* _Records supplied_
begin

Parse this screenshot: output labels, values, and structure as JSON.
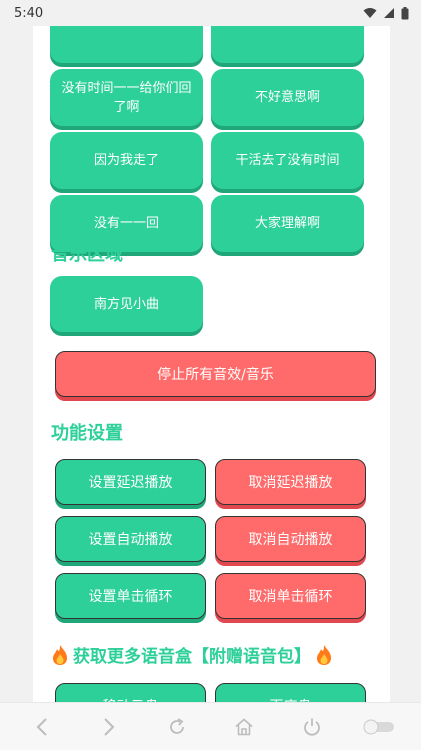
{
  "status_bar": {
    "time": "5:40"
  },
  "colors": {
    "green": "#2ed09a",
    "red": "#ff6a6a",
    "page_bg": "#ffffff"
  },
  "sound_buttons": [
    {
      "label": ""
    },
    {
      "label": ""
    },
    {
      "label": "没有时间一一给你们回了啊"
    },
    {
      "label": "不好意思啊"
    },
    {
      "label": "因为我走了"
    },
    {
      "label": "干活去了没有时间"
    },
    {
      "label": "没有一一回"
    },
    {
      "label": "大家理解啊"
    }
  ],
  "music_section": {
    "title": "音乐区域",
    "button": "南方见小曲"
  },
  "stop_button": "停止所有音效/音乐",
  "settings_section": {
    "title": "功能设置",
    "buttons": [
      "设置延迟播放",
      "取消延迟播放",
      "设置自动播放",
      "取消自动播放",
      "设置单击循环",
      "取消单击循环"
    ]
  },
  "promo_title": "获取更多语音盒【附赠语音包】",
  "bottom_buttons": [
    "移动云盘",
    "百度盘"
  ],
  "nav_icons": [
    "back-icon",
    "forward-icon",
    "refresh-icon",
    "home-icon",
    "power-icon",
    "toggle-icon"
  ]
}
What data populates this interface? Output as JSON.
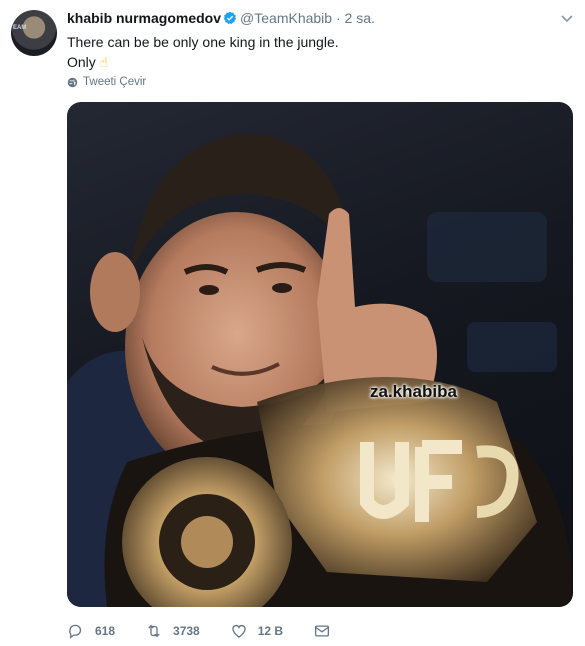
{
  "tweet": {
    "author": {
      "name": "khabib nurmagomedov",
      "handle": "@TeamKhabib",
      "time": "2 sa."
    },
    "avatar_text": "EAM",
    "lines": [
      "There can be be only one king in the jungle.",
      "Only"
    ],
    "emoji": "☝",
    "translate_label": "Tweeti Çevir",
    "media": {
      "watermark": "za.khabiba"
    },
    "stats": {
      "replies": "618",
      "retweets": "3738",
      "likes": "12 B"
    },
    "colors": {
      "verified": "#1da1f2",
      "muted": "#657786",
      "text": "#14171a"
    },
    "icons": [
      "verified-badge-icon",
      "chevron-down-icon",
      "globe-icon",
      "reply-icon",
      "retweet-icon",
      "like-icon",
      "dm-icon"
    ]
  }
}
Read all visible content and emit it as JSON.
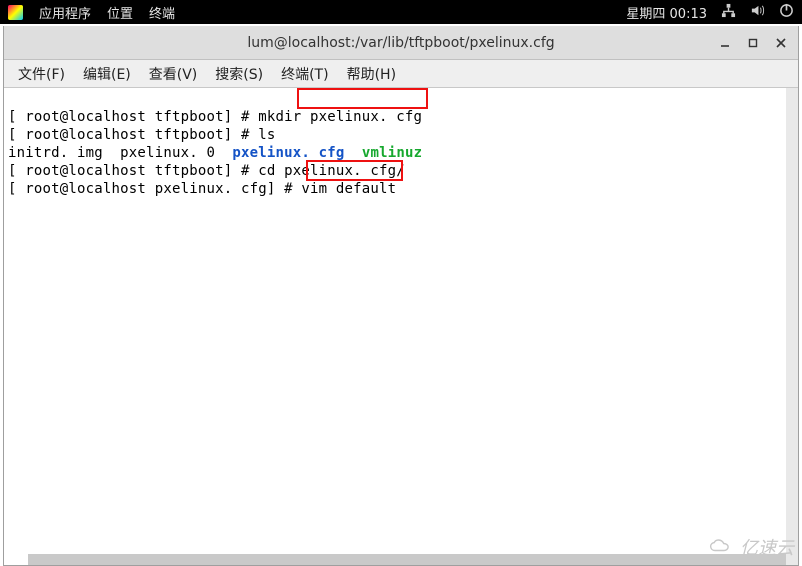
{
  "panel": {
    "apps": "应用程序",
    "places": "位置",
    "term": "终端",
    "clock": "星期四 00:13"
  },
  "window": {
    "title": "lum@localhost:/var/lib/tftpboot/pxelinux.cfg"
  },
  "menubar": {
    "file": "文件(F)",
    "edit": "编辑(E)",
    "view": "查看(V)",
    "search": "搜索(S)",
    "term": "终端(T)",
    "help": "帮助(H)"
  },
  "lines": {
    "l1_prompt": "[ root@localhost tftpboot] # ",
    "l1_cmd": "mkdir pxelinux. cfg",
    "l2_prompt": "[ root@localhost tftpboot] # ",
    "l2_cmd": "ls",
    "l3_a": "initrd. img  pxelinux. 0  ",
    "l3_b": "pxelinux. cfg",
    "l3_sp": "  ",
    "l3_c": "vmlinuz",
    "l4_prompt": "[ root@localhost tftpboot] # ",
    "l4_cmd": "cd pxelinux. cfg/",
    "l5_prompt": "[ root@localhost pxelinux. cfg] # ",
    "l5_cmd": "vim default"
  },
  "watermark": "亿速云"
}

end

* _What is required_
Restate the whole listing above exactly, please, omitting every image.

* _Answer to this task_
Parse this screenshot: output labels, values, and structure as JSON.
{
  "status_bar": {
    "time": "5:40"
  },
  "colors": {
    "green": "#2ed09a",
    "red": "#ff6a6a",
    "page_bg": "#ffffff"
  },
  "sound_buttons": [
    {
      "label": ""
    },
    {
      "label": ""
    },
    {
      "label": "没有时间一一给你们回了啊"
    },
    {
      "label": "不好意思啊"
    },
    {
      "label": "因为我走了"
    },
    {
      "label": "干活去了没有时间"
    },
    {
      "label": "没有一一回"
    },
    {
      "label": "大家理解啊"
    }
  ],
  "music_section": {
    "title": "音乐区域",
    "button": "南方见小曲"
  },
  "stop_button": "停止所有音效/音乐",
  "settings_section": {
    "title": "功能设置",
    "buttons": [
      "设置延迟播放",
      "取消延迟播放",
      "设置自动播放",
      "取消自动播放",
      "设置单击循环",
      "取消单击循环"
    ]
  },
  "promo_title": "获取更多语音盒【附赠语音包】",
  "bottom_buttons": [
    "移动云盘",
    "百度盘"
  ],
  "nav_icons": [
    "back-icon",
    "forward-icon",
    "refresh-icon",
    "home-icon",
    "power-icon",
    "toggle-icon"
  ]
}
What data populates this interface? Output as JSON.
{
  "tweet": {
    "author": {
      "name": "khabib nurmagomedov",
      "handle": "@TeamKhabib",
      "time": "2 sa."
    },
    "avatar_text": "EAM",
    "lines": [
      "There can be be only one king in the jungle.",
      "Only"
    ],
    "emoji": "☝",
    "translate_label": "Tweeti Çevir",
    "media": {
      "watermark": "za.khabiba"
    },
    "stats": {
      "replies": "618",
      "retweets": "3738",
      "likes": "12 B"
    },
    "colors": {
      "verified": "#1da1f2",
      "muted": "#657786",
      "text": "#14171a"
    },
    "icons": [
      "verified-badge-icon",
      "chevron-down-icon",
      "globe-icon",
      "reply-icon",
      "retweet-icon",
      "like-icon",
      "dm-icon"
    ]
  }
}
Read all visible content and emit it as JSON.
{
  "panel": {
    "apps": "应用程序",
    "places": "位置",
    "term": "终端",
    "clock": "星期四 00:13"
  },
  "window": {
    "title": "lum@localhost:/var/lib/tftpboot/pxelinux.cfg"
  },
  "menubar": {
    "file": "文件(F)",
    "edit": "编辑(E)",
    "view": "查看(V)",
    "search": "搜索(S)",
    "term": "终端(T)",
    "help": "帮助(H)"
  },
  "lines": {
    "l1_prompt": "[ root@localhost tftpboot] # ",
    "l1_cmd": "mkdir pxelinux. cfg",
    "l2_prompt": "[ root@localhost tftpboot] # ",
    "l2_cmd": "ls",
    "l3_a": "initrd. img  pxelinux. 0  ",
    "l3_b": "pxelinux. cfg",
    "l3_sp": "  ",
    "l3_c": "vmlinuz",
    "l4_prompt": "[ root@localhost tftpboot] # ",
    "l4_cmd": "cd pxelinux. cfg/",
    "l5_prompt": "[ root@localhost pxelinux. cfg] # ",
    "l5_cmd": "vim default"
  },
  "watermark": "亿速云"
}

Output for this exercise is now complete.